- The request -
How many lines of these entries include the string "Risk"? State the number alone.
--
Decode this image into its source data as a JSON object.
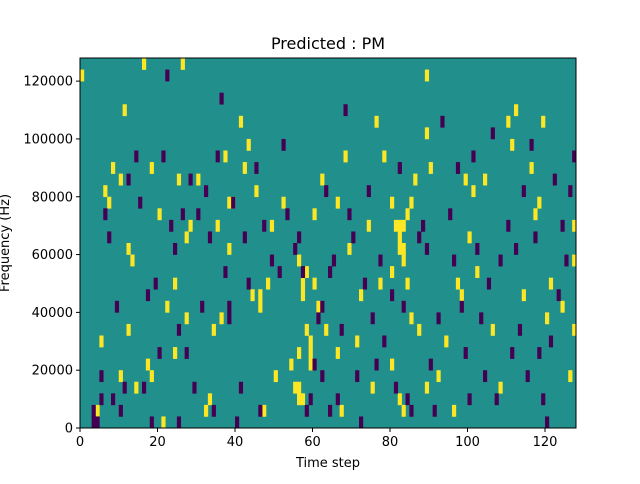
{
  "chart_data": {
    "type": "heatmap",
    "title": "Predicted : PM",
    "xlabel": "Time step",
    "ylabel": "Frequency (Hz)",
    "xlim": [
      0,
      128
    ],
    "ylim": [
      0,
      128000
    ],
    "x_ticks": [
      0,
      20,
      40,
      60,
      80,
      100,
      120
    ],
    "y_ticks": [
      0,
      20000,
      40000,
      60000,
      80000,
      100000,
      120000
    ],
    "x_tick_labels": [
      "0",
      "20",
      "40",
      "60",
      "80",
      "100",
      "120"
    ],
    "y_tick_labels": [
      "0",
      "20000",
      "40000",
      "60000",
      "80000",
      "100000",
      "120000"
    ],
    "grid": false,
    "legend": "none",
    "colors": {
      "background": "#21908d",
      "high": "#fde725",
      "low": "#440154"
    },
    "cell_height_hz": 4000,
    "high_cells": [
      [
        0,
        120000
      ],
      [
        4,
        4000
      ],
      [
        5,
        28000
      ],
      [
        6,
        80000
      ],
      [
        7,
        76000
      ],
      [
        8,
        88000
      ],
      [
        10,
        84000
      ],
      [
        11,
        108000
      ],
      [
        10,
        16000
      ],
      [
        12,
        32000
      ],
      [
        12,
        60000
      ],
      [
        13,
        56000
      ],
      [
        14,
        12000
      ],
      [
        16,
        124000
      ],
      [
        17,
        20000
      ],
      [
        18,
        16000
      ],
      [
        18,
        88000
      ],
      [
        20,
        72000
      ],
      [
        21,
        0
      ],
      [
        22,
        40000
      ],
      [
        24,
        24000
      ],
      [
        24,
        48000
      ],
      [
        25,
        84000
      ],
      [
        26,
        124000
      ],
      [
        27,
        64000
      ],
      [
        27,
        36000
      ],
      [
        28,
        68000
      ],
      [
        30,
        84000
      ],
      [
        32,
        4000
      ],
      [
        33,
        8000
      ],
      [
        34,
        32000
      ],
      [
        35,
        68000
      ],
      [
        36,
        36000
      ],
      [
        37,
        92000
      ],
      [
        38,
        60000
      ],
      [
        38,
        76000
      ],
      [
        39,
        76000
      ],
      [
        41,
        104000
      ],
      [
        42,
        88000
      ],
      [
        43,
        96000
      ],
      [
        44,
        44000
      ],
      [
        45,
        80000
      ],
      [
        46,
        44000
      ],
      [
        46,
        40000
      ],
      [
        47,
        4000
      ],
      [
        48,
        48000
      ],
      [
        49,
        68000
      ],
      [
        50,
        16000
      ],
      [
        52,
        76000
      ],
      [
        54,
        20000
      ],
      [
        55,
        12000
      ],
      [
        56,
        56000
      ],
      [
        56,
        24000
      ],
      [
        56,
        12000
      ],
      [
        56,
        8000
      ],
      [
        57,
        48000
      ],
      [
        57,
        44000
      ],
      [
        57,
        8000
      ],
      [
        58,
        52000
      ],
      [
        58,
        32000
      ],
      [
        59,
        28000
      ],
      [
        59,
        24000
      ],
      [
        59,
        20000
      ],
      [
        60,
        72000
      ],
      [
        60,
        48000
      ],
      [
        61,
        40000
      ],
      [
        62,
        84000
      ],
      [
        63,
        32000
      ],
      [
        66,
        76000
      ],
      [
        66,
        24000
      ],
      [
        67,
        4000
      ],
      [
        68,
        92000
      ],
      [
        69,
        60000
      ],
      [
        71,
        28000
      ],
      [
        72,
        44000
      ],
      [
        74,
        68000
      ],
      [
        75,
        12000
      ],
      [
        76,
        104000
      ],
      [
        77,
        48000
      ],
      [
        78,
        92000
      ],
      [
        80,
        76000
      ],
      [
        80,
        52000
      ],
      [
        80,
        20000
      ],
      [
        81,
        68000
      ],
      [
        82,
        68000
      ],
      [
        82,
        64000
      ],
      [
        82,
        60000
      ],
      [
        82,
        8000
      ],
      [
        83,
        68000
      ],
      [
        83,
        60000
      ],
      [
        83,
        56000
      ],
      [
        83,
        4000
      ],
      [
        84,
        72000
      ],
      [
        84,
        48000
      ],
      [
        85,
        76000
      ],
      [
        85,
        36000
      ],
      [
        86,
        84000
      ],
      [
        87,
        32000
      ],
      [
        89,
        120000
      ],
      [
        89,
        100000
      ],
      [
        89,
        12000
      ],
      [
        90,
        88000
      ],
      [
        92,
        16000
      ],
      [
        94,
        28000
      ],
      [
        96,
        4000
      ],
      [
        97,
        48000
      ],
      [
        98,
        44000
      ],
      [
        99,
        84000
      ],
      [
        100,
        64000
      ],
      [
        101,
        80000
      ],
      [
        102,
        52000
      ],
      [
        104,
        84000
      ],
      [
        106,
        32000
      ],
      [
        108,
        12000
      ],
      [
        110,
        104000
      ],
      [
        111,
        96000
      ],
      [
        112,
        108000
      ],
      [
        114,
        44000
      ],
      [
        116,
        88000
      ],
      [
        117,
        72000
      ],
      [
        118,
        76000
      ],
      [
        119,
        104000
      ],
      [
        120,
        36000
      ],
      [
        121,
        48000
      ],
      [
        124,
        40000
      ],
      [
        126,
        16000
      ],
      [
        127,
        32000
      ],
      [
        127,
        56000
      ],
      [
        127,
        68000
      ]
    ],
    "low_cells": [
      [
        3,
        0
      ],
      [
        4,
        0
      ],
      [
        3,
        4000
      ],
      [
        5,
        8000
      ],
      [
        5,
        16000
      ],
      [
        6,
        72000
      ],
      [
        7,
        64000
      ],
      [
        8,
        8000
      ],
      [
        9,
        40000
      ],
      [
        10,
        4000
      ],
      [
        11,
        12000
      ],
      [
        12,
        84000
      ],
      [
        14,
        92000
      ],
      [
        15,
        76000
      ],
      [
        16,
        12000
      ],
      [
        17,
        44000
      ],
      [
        18,
        0
      ],
      [
        19,
        48000
      ],
      [
        20,
        24000
      ],
      [
        21,
        92000
      ],
      [
        22,
        120000
      ],
      [
        23,
        68000
      ],
      [
        24,
        60000
      ],
      [
        25,
        32000
      ],
      [
        25,
        0
      ],
      [
        26,
        72000
      ],
      [
        27,
        24000
      ],
      [
        28,
        84000
      ],
      [
        29,
        12000
      ],
      [
        30,
        72000
      ],
      [
        31,
        40000
      ],
      [
        32,
        80000
      ],
      [
        33,
        64000
      ],
      [
        34,
        4000
      ],
      [
        35,
        92000
      ],
      [
        36,
        112000
      ],
      [
        37,
        52000
      ],
      [
        38,
        40000
      ],
      [
        38,
        36000
      ],
      [
        39,
        76000
      ],
      [
        40,
        0
      ],
      [
        41,
        12000
      ],
      [
        42,
        64000
      ],
      [
        43,
        48000
      ],
      [
        45,
        88000
      ],
      [
        46,
        4000
      ],
      [
        47,
        68000
      ],
      [
        49,
        56000
      ],
      [
        51,
        52000
      ],
      [
        52,
        96000
      ],
      [
        53,
        72000
      ],
      [
        55,
        60000
      ],
      [
        56,
        64000
      ],
      [
        57,
        52000
      ],
      [
        58,
        4000
      ],
      [
        59,
        8000
      ],
      [
        60,
        20000
      ],
      [
        61,
        36000
      ],
      [
        62,
        40000
      ],
      [
        62,
        16000
      ],
      [
        63,
        80000
      ],
      [
        64,
        52000
      ],
      [
        64,
        4000
      ],
      [
        65,
        56000
      ],
      [
        66,
        8000
      ],
      [
        67,
        32000
      ],
      [
        68,
        108000
      ],
      [
        69,
        72000
      ],
      [
        70,
        64000
      ],
      [
        71,
        16000
      ],
      [
        72,
        0
      ],
      [
        73,
        48000
      ],
      [
        74,
        80000
      ],
      [
        75,
        36000
      ],
      [
        76,
        20000
      ],
      [
        77,
        56000
      ],
      [
        78,
        28000
      ],
      [
        80,
        44000
      ],
      [
        81,
        12000
      ],
      [
        82,
        88000
      ],
      [
        83,
        40000
      ],
      [
        84,
        8000
      ],
      [
        85,
        4000
      ],
      [
        87,
        64000
      ],
      [
        88,
        68000
      ],
      [
        89,
        60000
      ],
      [
        90,
        20000
      ],
      [
        91,
        4000
      ],
      [
        92,
        36000
      ],
      [
        93,
        104000
      ],
      [
        95,
        72000
      ],
      [
        96,
        56000
      ],
      [
        97,
        88000
      ],
      [
        98,
        40000
      ],
      [
        99,
        24000
      ],
      [
        100,
        8000
      ],
      [
        101,
        92000
      ],
      [
        102,
        60000
      ],
      [
        103,
        36000
      ],
      [
        104,
        16000
      ],
      [
        105,
        48000
      ],
      [
        106,
        100000
      ],
      [
        107,
        8000
      ],
      [
        108,
        56000
      ],
      [
        110,
        68000
      ],
      [
        111,
        24000
      ],
      [
        112,
        60000
      ],
      [
        113,
        32000
      ],
      [
        114,
        80000
      ],
      [
        115,
        16000
      ],
      [
        116,
        96000
      ],
      [
        117,
        64000
      ],
      [
        118,
        24000
      ],
      [
        119,
        8000
      ],
      [
        120,
        0
      ],
      [
        121,
        28000
      ],
      [
        122,
        84000
      ],
      [
        123,
        44000
      ],
      [
        124,
        68000
      ],
      [
        125,
        56000
      ],
      [
        126,
        80000
      ],
      [
        127,
        92000
      ]
    ]
  }
}
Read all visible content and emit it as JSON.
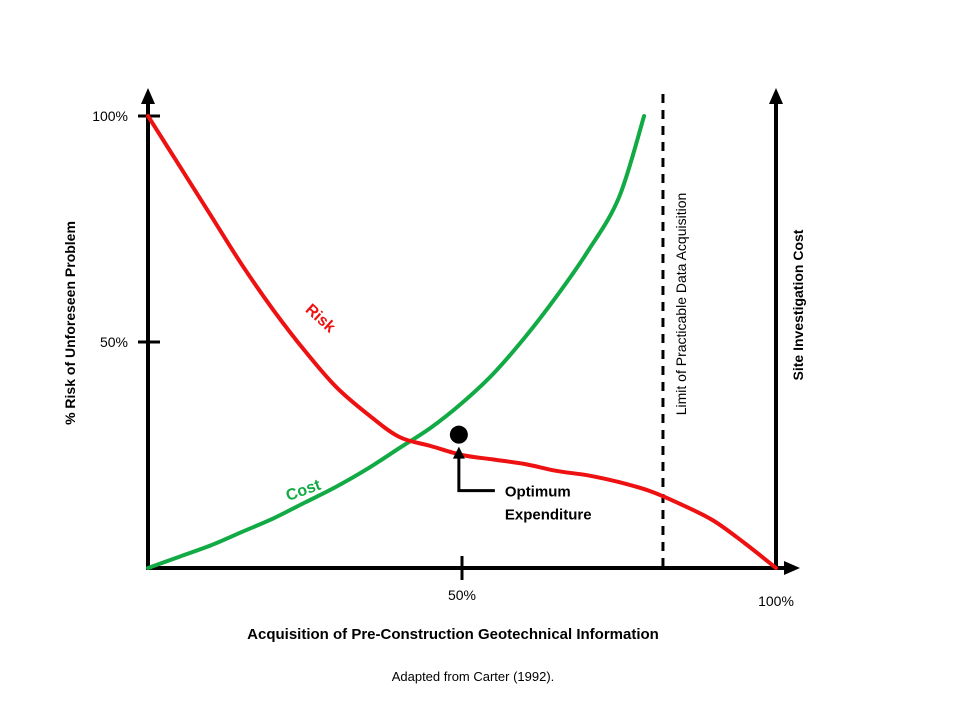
{
  "chart_data": {
    "type": "line",
    "xlabel": "Acquisition of Pre-Construction Geotechnical Information",
    "ylabel": "% Risk of Unforeseen Problem",
    "ylabel_right": "Site Investigation Cost",
    "x_ticks": [
      "50%",
      "100%"
    ],
    "y_ticks": [
      "50%",
      "100%"
    ],
    "xlim": [
      0,
      100
    ],
    "ylim": [
      0,
      100
    ],
    "grid": false,
    "series": [
      {
        "name": "Risk",
        "color": "#ee1111",
        "x": [
          0,
          5,
          10,
          15,
          20,
          25,
          30,
          35,
          40,
          45,
          50,
          55,
          60,
          65,
          70,
          75,
          80,
          85,
          90,
          95,
          100
        ],
        "y": [
          100,
          89,
          78,
          67,
          57,
          48,
          40,
          34,
          29,
          27,
          25,
          24,
          23,
          21.5,
          20.5,
          19,
          17,
          14,
          10.5,
          5.5,
          0
        ]
      },
      {
        "name": "Cost",
        "color": "#11aa44",
        "x": [
          0,
          5,
          10,
          15,
          20,
          25,
          30,
          35,
          40,
          45,
          50,
          55,
          60,
          65,
          70,
          75,
          79
        ],
        "y": [
          0,
          2.5,
          5,
          8,
          11,
          14.5,
          18,
          22,
          26.5,
          31,
          36.5,
          43,
          51,
          60,
          70,
          82,
          100
        ]
      }
    ],
    "reference_line": {
      "label": "Limit of Practicable Data Acquisition",
      "x": 82
    },
    "optimum_point": {
      "x": 49.5,
      "y": 29.5,
      "label_line1": "Optimum",
      "label_line2": "Expenditure"
    },
    "source": "Adapted from Carter (1992)."
  }
}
--
- Task answer -
2